**Exercise goal**
Give the records again. Keep them exact and leave out the images.

==== Supplied records

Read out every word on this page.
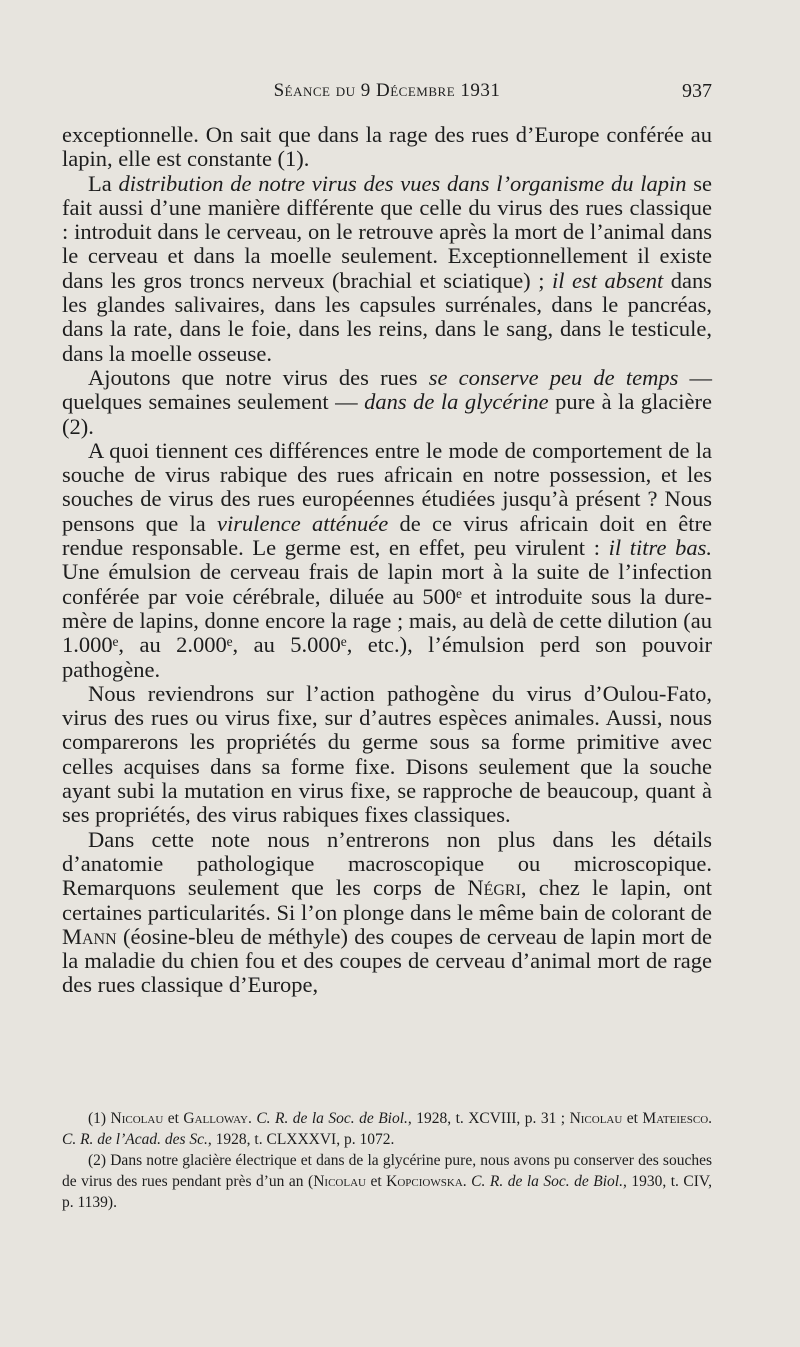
Séance du 9 Décembre 1931	937

exceptionnelle. On sait que dans la rage des rues d’Europe conférée au lapin, elle est constante (1).

La distribution de notre virus des vues dans l’organisme du lapin se fait aussi d’une manière différente que celle du virus des rues classique : introduit dans le cerveau, on le retrouve après la mort de l’animal dans le cerveau et dans la moelle seulement. Exceptionnellement il existe dans les gros troncs nerveux (brachial et sciatique) ; il est absent dans les glandes salivaires, dans les capsules surrénales, dans le pancréas, dans la rate, dans le foie, dans les reins, dans le sang, dans le testicule, dans la moelle osseuse.

Ajoutons que notre virus des rues se conserve peu de temps — quelques semaines seulement — dans de la glycérine pure à la glacière (2).

A quoi tiennent ces différences entre le mode de comportement de la souche de virus rabique des rues africain en notre possession, et les souches de virus des rues européennes étudiées jusqu’à présent ? Nous pensons que la virulence atténuée de ce virus africain doit en être rendue responsable. Le germe est, en effet, peu virulent : il titre bas. Une émulsion de cerveau frais de lapin mort à la suite de l’infection conférée par voie cérébrale, diluée au 500ᵉ et introduite sous la dure-mère de lapins, donne encore la rage ; mais, au delà de cette dilution (au 1.000ᵉ, au 2.000ᵉ, au 5.000ᵉ, etc.), l’émulsion perd son pouvoir pathogène.

Nous reviendrons sur l’action pathogène du virus d’Oulou-Fato, virus des rues ou virus fixe, sur d’autres espèces animales. Aussi, nous comparerons les propriétés du germe sous sa forme primitive avec celles acquises dans sa forme fixe. Disons seulement que la souche ayant subi la mutation en virus fixe, se rapproche de beaucoup, quant à ses propriétés, des virus rabiques fixes classiques.

Dans cette note nous n’entrerons non plus dans les détails d’anatomie pathologique macroscopique ou microscopique. Remarquons seulement que les corps de Négri, chez le lapin, ont certaines particularités. Si l’on plonge dans le même bain de colorant de Mann (éosine-bleu de méthyle) des coupes de cerveau de lapin mort de la maladie du chien fou et des coupes de cerveau d’animal mort de rage des rues classique d’Europe,

(1) Nicolau et Galloway. C. R. de la Soc. de Biol., 1928, t. XCVIII, p. 31 ; Nicolau et Mateiesco. C. R. de l’Acad. des Sc., 1928, t. CLXXXVI, p. 1072.

(2) Dans notre glacière électrique et dans de la glycérine pure, nous avons pu conserver des souches de virus des rues pendant près d’un an (Nicolau et Kopciowska. C. R. de la Soc. de Biol., 1930, t. CIV, p. 1139).
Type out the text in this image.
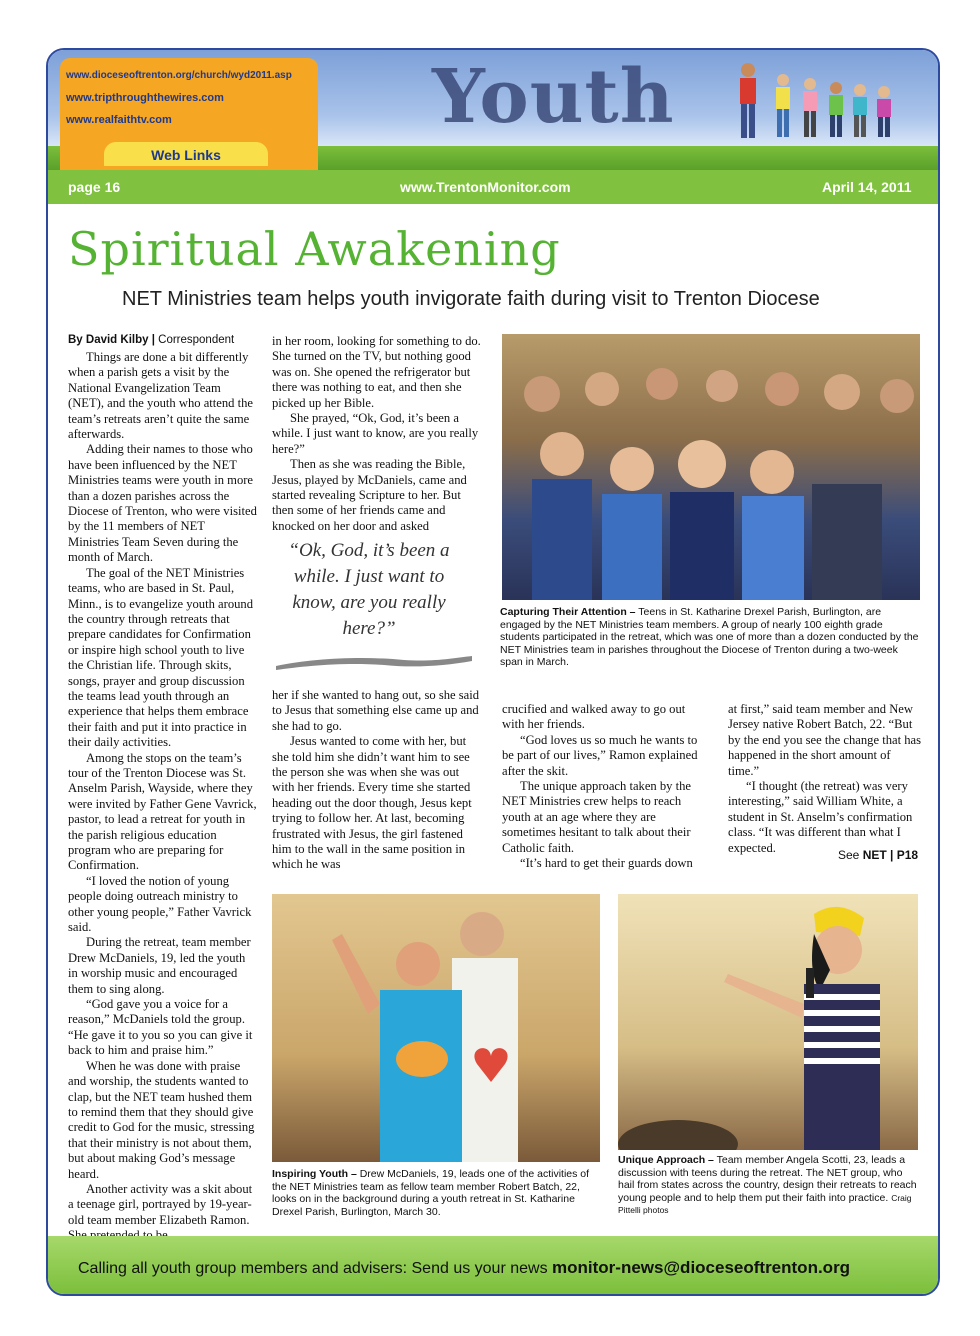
Youth
www.dioceseoftrenton.org/church/wyd2011.asp
www.tripthroughthewires.com
www.realfaithtv.com
Web Links
page 16	www.TrentonMonitor.com	April 14, 2011
Spiritual Awakening
NET Ministries team helps youth invigorate faith during visit to Trenton Diocese
By David Kilby | Correspondent

Things are done a bit differently when a parish gets a visit by the National Evangelization Team (NET), and the youth who attend the team’s retreats aren’t quite the same afterwards.

Adding their names to those who have been influenced by the NET Ministries teams were youth in more than a dozen parishes across the Diocese of Trenton, who were visited by the 11 members of NET Ministries Team Seven during the month of March.

The goal of the NET Ministries teams, who are based in St. Paul, Minn., is to evangelize youth around the country through retreats that prepare candidates for Confirmation or inspire high school youth to live the Christian life. Through skits, songs, prayer and group discussion the teams lead youth through an experience that helps them embrace their faith and put it into practice in their daily activities.

Among the stops on the team’s tour of the Trenton Diocese was St. Anselm Parish, Wayside, where they were invited by Father Gene Vavrick, pastor, to lead a retreat for youth in the parish religious education program who are preparing for Confirmation.

“I loved the notion of young people doing outreach ministry to other young people,” Father Vavrick said.

During the retreat, team member Drew McDaniels, 19, led the youth in worship music and encouraged them to sing along.

“God gave you a voice for a reason,” McDaniels told the group. “He gave it to you so you can give it back to him and praise him.”

When he was done with praise and worship, the students wanted to clap, but the NET team hushed them to remind them that they should give credit to God for the music, stressing that their ministry is not about them, but about making God’s message heard.

Another activity was a skit about a teenage girl, portrayed by 19-year-old team member Elizabeth Ramon.

in her room, looking for something to do. She turned on the TV, but nothing good was on. She opened the refrigerator but there was nothing to eat, and then she picked up her Bible.

She prayed, “Ok, God, it’s been a while. I just want to know, are you really here?”

Then as she was reading the Bible, Jesus, played by McDaniels, came and started revealing Scripture to her. But then some of her friends came and knocked on her door and asked

“Ok, God, it’s been a while. I just want to know, are you really here?”

her if she wanted to hang out, so she said to Jesus that something else came up and she had to go.

Jesus wanted to come with her, but she told him she didn’t want him to see the person she was when she was out with her friends. Every time she started heading out the door though, Jesus kept trying to follow her. At last, becoming frustrated with Jesus, the girl fastened him to the wall in the same position in which he was

Capturing Their Attention – Teens in St. Katharine Drexel Parish, Burlington, are engaged by the NET Ministries team members. A group of nearly 100 eighth grade students participated in the retreat, which was one of more than a dozen conducted by the NET Ministries team in parishes throughout the Diocese of Trenton during a two-week span in March.

crucified and walked away to go out with her friends.

“God loves us so much he wants to be part of our lives,” Ramon explained after the skit.

The unique approach taken by the NET Ministries crew helps to reach youth at an age where they are sometimes hesitant to talk about their Catholic faith.

“It’s hard to get their guards down

at first,” said team member and New Jersey native Robert Batch, 22. “But by the end you see the change that has happened in the short amount of time.”

“I thought (the retreat) was very interesting,” said William White, a student in St. Anselm’s confirmation class. “It was different than what I expected.

See NET | P18
Inspiring Youth – Drew McDaniels, 19, leads one of the activities of the NET Ministries team as fellow team member Robert Batch, 22, looks on in the background during a youth retreat in St. Katharine Drexel Parish, Burlington, March 30.
Unique Approach – Team member Angela Scotti, 23, leads a discussion with teens during the retreat. The NET group, who hail from states across the country, design their retreats to reach young people and to help them put their faith into practice. Craig Pittelli photos
Calling all youth group members and advisers: Send us your news monitor-news@dioceseoftrenton.org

========

**Result of this exercise**
Read out every word on this page.
Séance du 9 Décembre 1931	937

exceptionnelle. On sait que dans la rage des rues d’Europe conférée au lapin, elle est constante (1).

La distribution de notre virus des vues dans l’organisme du lapin se fait aussi d’une manière différente que celle du virus des rues classique : introduit dans le cerveau, on le retrouve après la mort de l’animal dans le cerveau et dans la moelle seulement. Exceptionnellement il existe dans les gros troncs nerveux (brachial et sciatique) ; il est absent dans les glandes salivaires, dans les capsules surrénales, dans le pancréas, dans la rate, dans le foie, dans les reins, dans le sang, dans le testicule, dans la moelle osseuse.

Ajoutons que notre virus des rues se conserve peu de temps — quelques semaines seulement — dans de la glycérine pure à la glacière (2).

A quoi tiennent ces différences entre le mode de comportement de la souche de virus rabique des rues africain en notre possession, et les souches de virus des rues européennes étudiées jusqu’à présent ? Nous pensons que la virulence atténuée de ce virus africain doit en être rendue responsable. Le germe est, en effet, peu virulent : il titre bas. Une émulsion de cerveau frais de lapin mort à la suite de l’infection conférée par voie cérébrale, diluée au 500ᵉ et introduite sous la dure-mère de lapins, donne encore la rage ; mais, au delà de cette dilution (au 1.000ᵉ, au 2.000ᵉ, au 5.000ᵉ, etc.), l’émulsion perd son pouvoir pathogène.

Nous reviendrons sur l’action pathogène du virus d’Oulou-Fato, virus des rues ou virus fixe, sur d’autres espèces animales. Aussi, nous comparerons les propriétés du germe sous sa forme primitive avec celles acquises dans sa forme fixe. Disons seulement que la souche ayant subi la mutation en virus fixe, se rapproche de beaucoup, quant à ses propriétés, des virus rabiques fixes classiques.

Dans cette note nous n’entrerons non plus dans les détails d’anatomie pathologique macroscopique ou microscopique. Remarquons seulement que les corps de Négri, chez le lapin, ont certaines particularités. Si l’on plonge dans le même bain de colorant de Mann (éosine-bleu de méthyle) des coupes de cerveau de lapin mort de la maladie du chien fou et des coupes de cerveau d’animal mort de rage des rues classique d’Europe,

(1) Nicolau et Galloway. C. R. de la Soc. de Biol., 1928, t. XCVIII, p. 31 ; Nicolau et Mateiesco. C. R. de l’Acad. des Sc., 1928, t. CLXXXVI, p. 1072.

(2) Dans notre glacière électrique et dans de la glycérine pure, nous avons pu conserver des souches de virus des rues pendant près d’un an (Nicolau et Kopciowska. C. R. de la Soc. de Biol., 1930, t. CIV, p. 1139).
Type out the text in this image.
Youth
www.dioceseoftrenton.org/church/wyd2011.asp
www.tripthroughthewires.com
www.realfaithtv.com
Web Links
page 16	www.TrentonMonitor.com	April 14, 2011
Spiritual Awakening
NET Ministries team helps youth invigorate faith during visit to Trenton Diocese
By David Kilby | Correspondent

Things are done a bit differently when a parish gets a visit by the National Evangelization Team (NET), and the youth who attend the team’s retreats aren’t quite the same afterwards.

Adding their names to those who have been influenced by the NET Ministries teams were youth in more than a dozen parishes across the Diocese of Trenton, who were visited by the 11 members of NET Ministries Team Seven during the month of March.

The goal of the NET Ministries teams, who are based in St. Paul, Minn., is to evangelize youth around the country through retreats that prepare candidates for Confirmation or inspire high school youth to live the Christian life. Through skits, songs, prayer and group discussion the teams lead youth through an experience that helps them embrace their faith and put it into practice in their daily activities.

Among the stops on the team’s tour of the Trenton Diocese was St. Anselm Parish, Wayside, where they were invited by Father Gene Vavrick, pastor, to lead a retreat for youth in the parish religious education program who are preparing for Confirmation.

“I loved the notion of young people doing outreach ministry to other young people,” Father Vavrick said.

During the retreat, team member Drew McDaniels, 19, led the youth in worship music and encouraged them to sing along.

“God gave you a voice for a reason,” McDaniels told the group. “He gave it to you so you can give it back to him and praise him.”

When he was done with praise and worship, the students wanted to clap, but the NET team hushed them to remind them that they should give credit to God for the music, stressing that their ministry is not about them, but about making God’s message heard.

Another activity was a skit about a teenage girl, portrayed by 19-year-old team member Elizabeth Ramon.

in her room, looking for something to do. She turned on the TV, but nothing good was on. She opened the refrigerator but there was nothing to eat, and then she picked up her Bible.

She prayed, “Ok, God, it’s been a while. I just want to know, are you really here?”

Then as she was reading the Bible, Jesus, played by McDaniels, came and started revealing Scripture to her. But then some of her friends came and knocked on her door and asked

“Ok, God, it’s been a while. I just want to know, are you really here?”

her if she wanted to hang out, so she said to Jesus that something else came up and she had to go.

Jesus wanted to come with her, but she told him she didn’t want him to see the person she was when she was out with her friends. Every time she started heading out the door though, Jesus kept trying to follow her. At last, becoming frustrated with Jesus, the girl fastened him to the wall in the same position in which he was

Capturing Their Attention – Teens in St. Katharine Drexel Parish, Burlington, are engaged by the NET Ministries team members. A group of nearly 100 eighth grade students participated in the retreat, which was one of more than a dozen conducted by the NET Ministries team in parishes throughout the Diocese of Trenton during a two-week span in March.

crucified and walked away to go out with her friends.

“God loves us so much he wants to be part of our lives,” Ramon explained after the skit.

The unique approach taken by the NET Ministries crew helps to reach youth at an age where they are sometimes hesitant to talk about their Catholic faith.

“It’s hard to get their guards down

at first,” said team member and New Jersey native Robert Batch, 22. “But by the end you see the change that has happened in the short amount of time.”

“I thought (the retreat) was very interesting,” said William White, a student in St. Anselm’s confirmation class. “It was different than what I expected.

See NET | P18
Inspiring Youth – Drew McDaniels, 19, leads one of the activities of the NET Ministries team as fellow team member Robert Batch, 22, looks on in the background during a youth retreat in St. Katharine Drexel Parish, Burlington, March 30.
Unique Approach – Team member Angela Scotti, 23, leads a discussion with teens during the retreat. The NET group, who hail from states across the country, design their retreats to reach young people and to help them put their faith into practice. Craig Pittelli photos
Calling all youth group members and advisers: Send us your news monitor-news@dioceseoftrenton.org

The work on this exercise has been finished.